### Entries from a visual dataset:
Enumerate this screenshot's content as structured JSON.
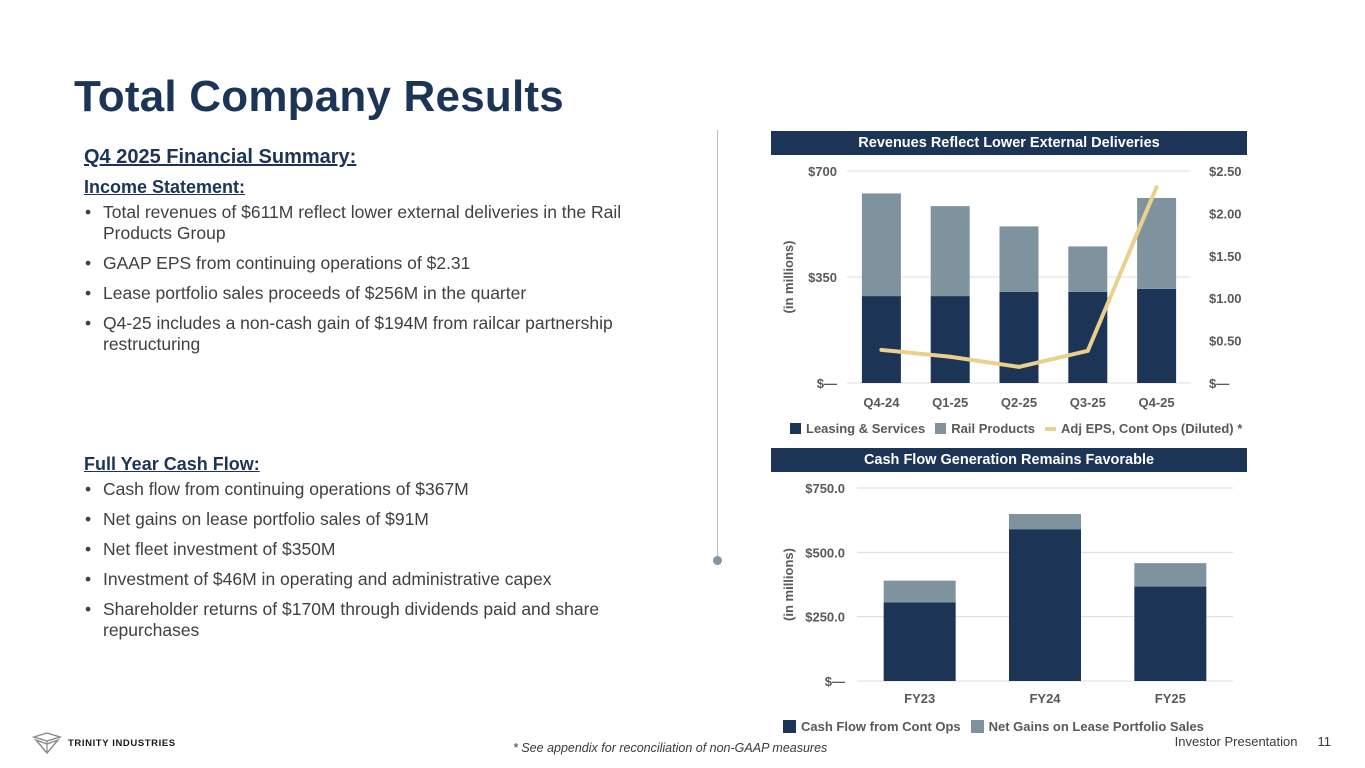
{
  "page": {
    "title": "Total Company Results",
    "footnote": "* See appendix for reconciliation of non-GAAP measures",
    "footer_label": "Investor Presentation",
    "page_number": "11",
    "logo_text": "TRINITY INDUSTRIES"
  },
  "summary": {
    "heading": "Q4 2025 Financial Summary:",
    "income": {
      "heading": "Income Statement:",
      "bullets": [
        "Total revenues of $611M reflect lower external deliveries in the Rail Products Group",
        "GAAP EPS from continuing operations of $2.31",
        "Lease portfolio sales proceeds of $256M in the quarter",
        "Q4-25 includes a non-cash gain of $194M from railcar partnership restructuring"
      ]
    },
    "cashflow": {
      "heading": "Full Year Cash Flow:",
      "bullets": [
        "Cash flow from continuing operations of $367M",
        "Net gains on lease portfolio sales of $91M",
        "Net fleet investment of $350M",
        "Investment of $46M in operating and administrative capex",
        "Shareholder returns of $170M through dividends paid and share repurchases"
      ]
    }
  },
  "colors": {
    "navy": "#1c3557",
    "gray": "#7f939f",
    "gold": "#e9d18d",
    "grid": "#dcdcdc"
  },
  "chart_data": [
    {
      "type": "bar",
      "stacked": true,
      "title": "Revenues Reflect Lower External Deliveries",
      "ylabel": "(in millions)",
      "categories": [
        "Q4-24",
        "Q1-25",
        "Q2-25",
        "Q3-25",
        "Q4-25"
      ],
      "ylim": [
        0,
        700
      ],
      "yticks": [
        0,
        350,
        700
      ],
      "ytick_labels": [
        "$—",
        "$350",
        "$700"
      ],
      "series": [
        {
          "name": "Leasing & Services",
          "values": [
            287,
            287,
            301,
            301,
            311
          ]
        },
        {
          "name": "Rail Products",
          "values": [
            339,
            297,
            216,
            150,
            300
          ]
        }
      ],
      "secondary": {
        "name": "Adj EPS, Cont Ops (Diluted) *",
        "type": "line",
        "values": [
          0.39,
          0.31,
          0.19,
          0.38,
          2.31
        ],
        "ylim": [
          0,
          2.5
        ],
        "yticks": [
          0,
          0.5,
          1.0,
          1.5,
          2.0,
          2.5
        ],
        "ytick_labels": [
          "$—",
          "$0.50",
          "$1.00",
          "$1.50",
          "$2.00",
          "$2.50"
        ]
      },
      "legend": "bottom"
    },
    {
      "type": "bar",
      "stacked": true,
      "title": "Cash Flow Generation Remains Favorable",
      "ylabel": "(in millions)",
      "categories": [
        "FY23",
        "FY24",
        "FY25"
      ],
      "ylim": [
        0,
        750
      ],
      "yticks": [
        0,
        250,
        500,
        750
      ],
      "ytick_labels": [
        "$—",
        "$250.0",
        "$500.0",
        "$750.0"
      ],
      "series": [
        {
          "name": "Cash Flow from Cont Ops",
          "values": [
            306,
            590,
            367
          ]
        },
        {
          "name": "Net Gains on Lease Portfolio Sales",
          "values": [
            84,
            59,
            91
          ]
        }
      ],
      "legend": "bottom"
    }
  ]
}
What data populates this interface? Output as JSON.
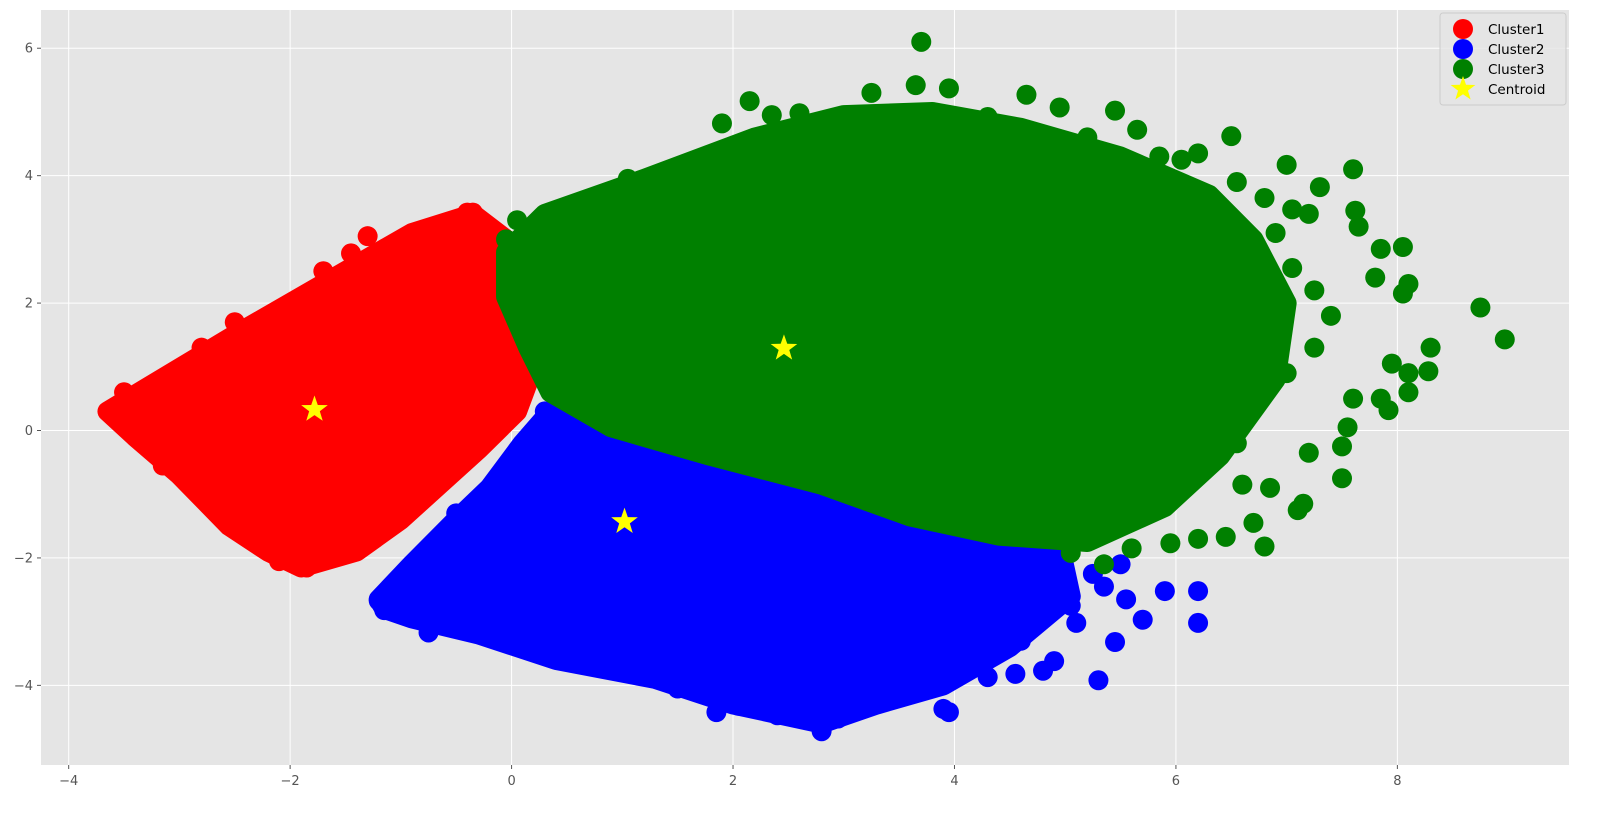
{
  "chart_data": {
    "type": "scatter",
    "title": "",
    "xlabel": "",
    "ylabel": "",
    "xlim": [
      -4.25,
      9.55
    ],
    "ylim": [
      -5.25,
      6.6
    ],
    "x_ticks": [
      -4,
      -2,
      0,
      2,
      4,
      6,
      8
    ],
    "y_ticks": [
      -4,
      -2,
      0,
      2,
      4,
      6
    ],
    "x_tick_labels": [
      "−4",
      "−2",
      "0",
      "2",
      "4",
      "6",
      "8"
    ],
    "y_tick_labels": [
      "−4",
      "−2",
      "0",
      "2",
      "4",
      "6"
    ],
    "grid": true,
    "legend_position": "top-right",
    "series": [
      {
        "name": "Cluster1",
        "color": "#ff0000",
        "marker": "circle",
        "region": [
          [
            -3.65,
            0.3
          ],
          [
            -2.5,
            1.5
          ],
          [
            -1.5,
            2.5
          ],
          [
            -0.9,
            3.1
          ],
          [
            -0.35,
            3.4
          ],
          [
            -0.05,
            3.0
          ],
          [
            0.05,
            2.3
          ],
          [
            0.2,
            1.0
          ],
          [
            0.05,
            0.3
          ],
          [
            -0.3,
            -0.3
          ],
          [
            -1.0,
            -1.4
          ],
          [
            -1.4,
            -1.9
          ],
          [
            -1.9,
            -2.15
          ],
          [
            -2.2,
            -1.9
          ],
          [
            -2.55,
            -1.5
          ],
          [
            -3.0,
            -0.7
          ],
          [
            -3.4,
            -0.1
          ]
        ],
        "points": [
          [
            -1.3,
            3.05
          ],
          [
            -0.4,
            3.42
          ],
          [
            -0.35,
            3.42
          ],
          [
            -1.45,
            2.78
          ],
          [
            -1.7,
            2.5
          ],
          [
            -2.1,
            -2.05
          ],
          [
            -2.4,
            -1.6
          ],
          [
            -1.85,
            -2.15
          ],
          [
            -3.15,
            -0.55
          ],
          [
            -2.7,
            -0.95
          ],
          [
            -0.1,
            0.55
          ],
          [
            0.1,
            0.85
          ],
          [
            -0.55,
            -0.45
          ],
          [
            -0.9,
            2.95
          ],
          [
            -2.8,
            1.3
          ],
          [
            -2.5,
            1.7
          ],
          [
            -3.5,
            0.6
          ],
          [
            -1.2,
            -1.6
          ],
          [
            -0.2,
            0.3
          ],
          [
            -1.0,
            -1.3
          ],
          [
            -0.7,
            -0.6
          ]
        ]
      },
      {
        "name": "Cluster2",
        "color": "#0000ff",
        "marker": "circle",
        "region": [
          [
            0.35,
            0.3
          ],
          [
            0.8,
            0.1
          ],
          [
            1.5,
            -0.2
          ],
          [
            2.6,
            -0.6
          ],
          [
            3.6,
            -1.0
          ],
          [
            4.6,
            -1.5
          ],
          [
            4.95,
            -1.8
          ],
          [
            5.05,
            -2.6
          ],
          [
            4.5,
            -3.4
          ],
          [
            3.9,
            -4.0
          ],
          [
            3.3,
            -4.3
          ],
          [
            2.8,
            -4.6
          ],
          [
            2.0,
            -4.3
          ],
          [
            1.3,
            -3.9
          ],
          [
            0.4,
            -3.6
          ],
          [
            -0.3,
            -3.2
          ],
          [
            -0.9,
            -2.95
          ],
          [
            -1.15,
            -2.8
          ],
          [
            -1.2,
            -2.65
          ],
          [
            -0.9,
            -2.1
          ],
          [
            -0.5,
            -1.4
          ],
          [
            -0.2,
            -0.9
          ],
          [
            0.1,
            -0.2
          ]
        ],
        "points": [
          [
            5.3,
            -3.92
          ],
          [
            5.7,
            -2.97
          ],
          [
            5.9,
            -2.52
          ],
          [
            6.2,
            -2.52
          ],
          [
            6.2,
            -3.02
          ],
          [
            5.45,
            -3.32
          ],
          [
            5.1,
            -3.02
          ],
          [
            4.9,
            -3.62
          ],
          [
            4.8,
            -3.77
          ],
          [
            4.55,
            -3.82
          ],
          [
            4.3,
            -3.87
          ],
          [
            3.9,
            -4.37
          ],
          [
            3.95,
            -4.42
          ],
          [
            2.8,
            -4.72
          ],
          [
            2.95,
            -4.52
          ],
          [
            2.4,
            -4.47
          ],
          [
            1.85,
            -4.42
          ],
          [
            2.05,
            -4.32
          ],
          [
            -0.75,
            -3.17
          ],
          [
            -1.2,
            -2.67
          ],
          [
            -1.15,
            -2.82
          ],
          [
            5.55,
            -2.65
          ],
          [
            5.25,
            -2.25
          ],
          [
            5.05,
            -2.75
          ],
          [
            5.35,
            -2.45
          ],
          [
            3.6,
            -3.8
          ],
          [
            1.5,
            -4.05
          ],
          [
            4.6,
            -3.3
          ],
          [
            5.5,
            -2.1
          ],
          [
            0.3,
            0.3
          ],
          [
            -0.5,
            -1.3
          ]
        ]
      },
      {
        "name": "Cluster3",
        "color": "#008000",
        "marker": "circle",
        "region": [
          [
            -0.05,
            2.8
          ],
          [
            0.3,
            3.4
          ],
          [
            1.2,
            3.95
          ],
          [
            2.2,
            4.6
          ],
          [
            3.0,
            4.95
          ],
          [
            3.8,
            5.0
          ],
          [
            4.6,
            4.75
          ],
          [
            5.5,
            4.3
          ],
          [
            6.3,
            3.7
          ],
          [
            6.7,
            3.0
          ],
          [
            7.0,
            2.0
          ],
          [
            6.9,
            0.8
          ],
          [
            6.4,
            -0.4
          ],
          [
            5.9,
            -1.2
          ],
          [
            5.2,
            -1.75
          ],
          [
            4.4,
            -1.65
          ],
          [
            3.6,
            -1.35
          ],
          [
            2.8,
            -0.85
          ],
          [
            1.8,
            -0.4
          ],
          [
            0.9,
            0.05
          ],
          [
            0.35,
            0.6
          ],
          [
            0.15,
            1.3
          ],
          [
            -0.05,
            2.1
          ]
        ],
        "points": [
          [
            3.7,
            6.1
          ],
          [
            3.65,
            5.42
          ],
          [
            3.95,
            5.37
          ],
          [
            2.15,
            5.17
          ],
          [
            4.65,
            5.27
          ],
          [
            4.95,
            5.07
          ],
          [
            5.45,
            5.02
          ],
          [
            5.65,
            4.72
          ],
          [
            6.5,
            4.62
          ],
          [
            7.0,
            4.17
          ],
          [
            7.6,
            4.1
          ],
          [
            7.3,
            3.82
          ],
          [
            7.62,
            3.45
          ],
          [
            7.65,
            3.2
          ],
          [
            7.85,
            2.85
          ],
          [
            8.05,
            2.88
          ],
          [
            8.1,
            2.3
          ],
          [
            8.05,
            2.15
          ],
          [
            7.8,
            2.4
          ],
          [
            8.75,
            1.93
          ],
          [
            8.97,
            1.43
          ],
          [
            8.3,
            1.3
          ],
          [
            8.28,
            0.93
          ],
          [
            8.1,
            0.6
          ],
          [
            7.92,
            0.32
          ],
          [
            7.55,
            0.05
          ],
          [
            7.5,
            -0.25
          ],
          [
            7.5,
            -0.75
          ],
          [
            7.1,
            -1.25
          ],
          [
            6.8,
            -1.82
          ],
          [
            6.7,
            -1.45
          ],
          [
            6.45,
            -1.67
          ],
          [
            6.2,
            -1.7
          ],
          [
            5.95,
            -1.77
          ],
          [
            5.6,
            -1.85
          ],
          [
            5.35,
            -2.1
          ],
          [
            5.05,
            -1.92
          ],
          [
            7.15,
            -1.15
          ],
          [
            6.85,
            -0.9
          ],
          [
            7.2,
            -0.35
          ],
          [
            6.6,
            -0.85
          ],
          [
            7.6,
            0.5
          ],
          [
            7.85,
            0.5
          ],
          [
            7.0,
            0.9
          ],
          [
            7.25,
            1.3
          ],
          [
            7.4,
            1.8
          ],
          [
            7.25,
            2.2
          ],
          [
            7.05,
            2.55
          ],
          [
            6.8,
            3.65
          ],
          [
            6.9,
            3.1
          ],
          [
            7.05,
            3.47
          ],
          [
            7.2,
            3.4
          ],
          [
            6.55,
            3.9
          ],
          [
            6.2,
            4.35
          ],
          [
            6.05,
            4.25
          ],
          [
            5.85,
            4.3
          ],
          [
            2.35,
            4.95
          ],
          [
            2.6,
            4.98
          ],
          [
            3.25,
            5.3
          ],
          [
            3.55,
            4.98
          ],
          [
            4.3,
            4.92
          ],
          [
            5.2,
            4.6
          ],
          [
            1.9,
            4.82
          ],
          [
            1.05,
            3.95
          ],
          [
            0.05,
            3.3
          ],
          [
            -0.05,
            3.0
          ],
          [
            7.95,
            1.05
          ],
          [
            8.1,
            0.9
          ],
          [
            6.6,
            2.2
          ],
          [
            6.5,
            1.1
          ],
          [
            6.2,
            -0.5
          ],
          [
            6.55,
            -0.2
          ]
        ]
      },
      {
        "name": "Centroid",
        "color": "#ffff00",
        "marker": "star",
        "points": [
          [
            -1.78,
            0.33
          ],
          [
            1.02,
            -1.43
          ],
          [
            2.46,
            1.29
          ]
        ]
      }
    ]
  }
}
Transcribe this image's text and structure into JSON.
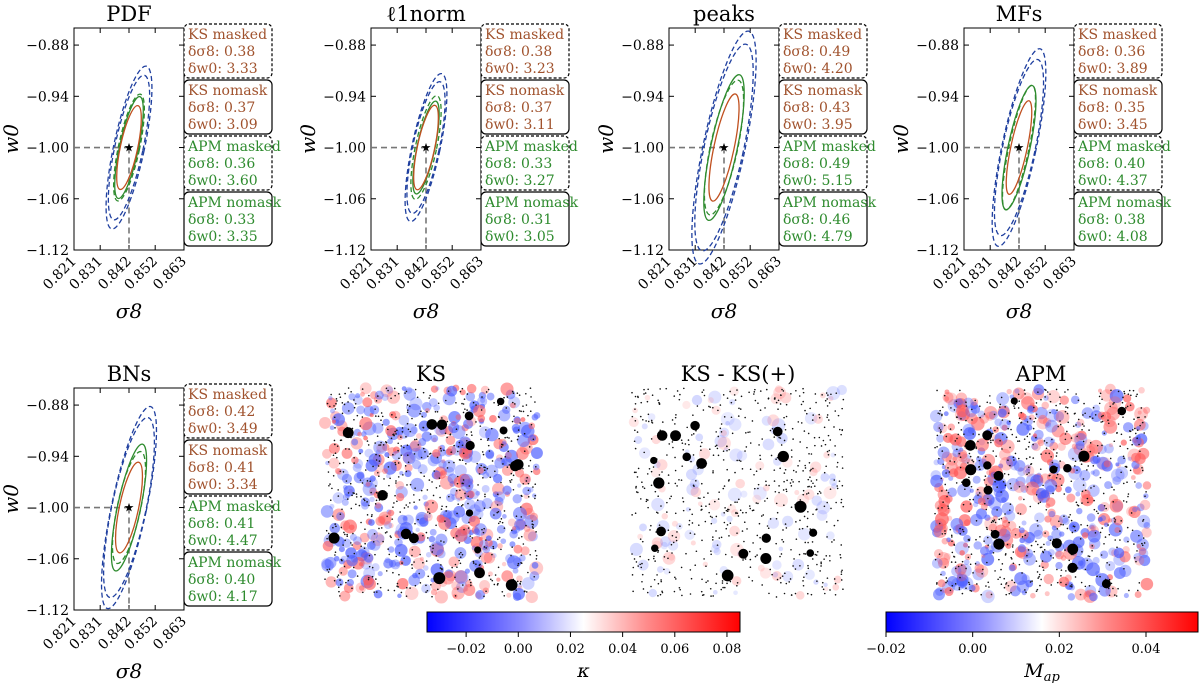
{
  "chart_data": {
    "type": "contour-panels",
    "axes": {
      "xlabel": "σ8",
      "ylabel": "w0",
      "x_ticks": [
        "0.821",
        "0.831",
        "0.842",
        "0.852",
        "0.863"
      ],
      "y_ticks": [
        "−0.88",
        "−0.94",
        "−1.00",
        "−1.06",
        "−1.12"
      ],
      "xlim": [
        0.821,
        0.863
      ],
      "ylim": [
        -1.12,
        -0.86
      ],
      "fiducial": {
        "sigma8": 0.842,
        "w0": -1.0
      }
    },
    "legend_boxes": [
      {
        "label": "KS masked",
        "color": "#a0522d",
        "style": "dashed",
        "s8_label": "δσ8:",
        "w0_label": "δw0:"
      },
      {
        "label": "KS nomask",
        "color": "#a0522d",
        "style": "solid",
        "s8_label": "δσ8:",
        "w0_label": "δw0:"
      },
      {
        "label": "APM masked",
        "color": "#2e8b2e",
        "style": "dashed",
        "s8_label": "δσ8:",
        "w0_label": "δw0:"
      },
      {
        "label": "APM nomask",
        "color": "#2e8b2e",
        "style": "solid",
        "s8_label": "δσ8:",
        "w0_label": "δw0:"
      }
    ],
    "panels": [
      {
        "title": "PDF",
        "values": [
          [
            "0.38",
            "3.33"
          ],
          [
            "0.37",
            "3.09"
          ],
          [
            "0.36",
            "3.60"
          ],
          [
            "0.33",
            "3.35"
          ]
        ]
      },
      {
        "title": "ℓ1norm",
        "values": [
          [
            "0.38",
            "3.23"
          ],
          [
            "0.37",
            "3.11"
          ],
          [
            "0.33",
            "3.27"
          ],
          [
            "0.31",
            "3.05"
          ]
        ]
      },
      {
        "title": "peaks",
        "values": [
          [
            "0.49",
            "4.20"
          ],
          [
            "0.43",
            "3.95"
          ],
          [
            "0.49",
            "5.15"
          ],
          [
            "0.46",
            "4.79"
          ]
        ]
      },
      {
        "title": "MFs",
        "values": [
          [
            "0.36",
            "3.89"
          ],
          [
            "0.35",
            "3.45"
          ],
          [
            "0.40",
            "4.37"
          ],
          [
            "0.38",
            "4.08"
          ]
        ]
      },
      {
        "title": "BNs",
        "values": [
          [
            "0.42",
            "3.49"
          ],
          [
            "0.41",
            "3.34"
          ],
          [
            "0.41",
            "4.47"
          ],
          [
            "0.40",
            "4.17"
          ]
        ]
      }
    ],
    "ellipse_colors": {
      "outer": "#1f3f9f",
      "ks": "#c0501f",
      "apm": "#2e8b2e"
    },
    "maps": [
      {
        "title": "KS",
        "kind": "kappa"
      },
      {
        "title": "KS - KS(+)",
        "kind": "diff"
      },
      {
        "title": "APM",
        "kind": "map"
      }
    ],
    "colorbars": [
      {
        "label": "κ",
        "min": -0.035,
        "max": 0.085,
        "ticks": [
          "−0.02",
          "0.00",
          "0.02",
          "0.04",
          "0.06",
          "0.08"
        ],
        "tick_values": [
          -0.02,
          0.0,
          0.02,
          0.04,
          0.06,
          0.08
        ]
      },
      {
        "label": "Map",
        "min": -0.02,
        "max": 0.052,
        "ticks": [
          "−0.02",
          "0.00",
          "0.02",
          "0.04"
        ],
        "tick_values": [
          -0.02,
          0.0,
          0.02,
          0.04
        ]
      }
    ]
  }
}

### WHAT THIS TASK INVOLVES:
Show the lines that mention the word "ylabel".

### ANSWER TO THE EXERCISE:
      "ylabel": "(in millions)",
      "ylabel": "(in millions)",
    "ylabel": "",
      "ylabel": "w0",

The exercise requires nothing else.